TO DO: Quote the whole listing verbatim.
## Start RECORDS FOR THE TASK
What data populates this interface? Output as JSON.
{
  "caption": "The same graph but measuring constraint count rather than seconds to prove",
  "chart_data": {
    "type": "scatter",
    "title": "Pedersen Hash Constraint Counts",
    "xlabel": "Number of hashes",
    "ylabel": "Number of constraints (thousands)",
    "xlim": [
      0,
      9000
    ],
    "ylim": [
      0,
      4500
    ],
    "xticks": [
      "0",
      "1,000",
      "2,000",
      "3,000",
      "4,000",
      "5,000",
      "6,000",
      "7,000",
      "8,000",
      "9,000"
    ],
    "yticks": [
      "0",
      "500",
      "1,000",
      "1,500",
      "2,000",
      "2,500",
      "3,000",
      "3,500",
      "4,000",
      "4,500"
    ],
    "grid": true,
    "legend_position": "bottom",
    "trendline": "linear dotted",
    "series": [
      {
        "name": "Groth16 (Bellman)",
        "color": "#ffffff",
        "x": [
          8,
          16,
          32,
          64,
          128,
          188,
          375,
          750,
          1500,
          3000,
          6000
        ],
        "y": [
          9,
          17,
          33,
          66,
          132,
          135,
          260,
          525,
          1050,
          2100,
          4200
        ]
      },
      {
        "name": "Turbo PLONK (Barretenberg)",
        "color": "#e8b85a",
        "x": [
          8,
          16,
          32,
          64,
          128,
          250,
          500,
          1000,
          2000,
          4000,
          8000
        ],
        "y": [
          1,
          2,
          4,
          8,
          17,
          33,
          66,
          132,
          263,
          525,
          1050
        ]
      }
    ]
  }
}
## End RECORDS FOR THE TASK
OUTPUT OF THE EXERCISE:
What data populates this interface? Output as JSON.
{
  "caption": "The same graph but measuring constraint count rather than seconds to prove",
  "chart_data": {
    "type": "scatter",
    "title": "Pedersen Hash Constraint Counts",
    "xlabel": "Number of hashes",
    "ylabel": "Number of constraints (thousands)",
    "xlim": [
      0,
      9000
    ],
    "ylim": [
      0,
      4500
    ],
    "xticks": [
      "0",
      "1,000",
      "2,000",
      "3,000",
      "4,000",
      "5,000",
      "6,000",
      "7,000",
      "8,000",
      "9,000"
    ],
    "yticks": [
      "0",
      "500",
      "1,000",
      "1,500",
      "2,000",
      "2,500",
      "3,000",
      "3,500",
      "4,000",
      "4,500"
    ],
    "grid": true,
    "legend_position": "bottom",
    "trendline": "linear dotted",
    "series": [
      {
        "name": "Groth16 (Bellman)",
        "color": "#ffffff",
        "x": [
          8,
          16,
          32,
          64,
          128,
          188,
          375,
          750,
          1500,
          3000,
          6000
        ],
        "y": [
          9,
          17,
          33,
          66,
          132,
          135,
          260,
          525,
          1050,
          2100,
          4200
        ]
      },
      {
        "name": "Turbo PLONK (Barretenberg)",
        "color": "#e8b85a",
        "x": [
          8,
          16,
          32,
          64,
          128,
          250,
          500,
          1000,
          2000,
          4000,
          8000
        ],
        "y": [
          1,
          2,
          4,
          8,
          17,
          33,
          66,
          132,
          263,
          525,
          1050
        ]
      }
    ]
  }
}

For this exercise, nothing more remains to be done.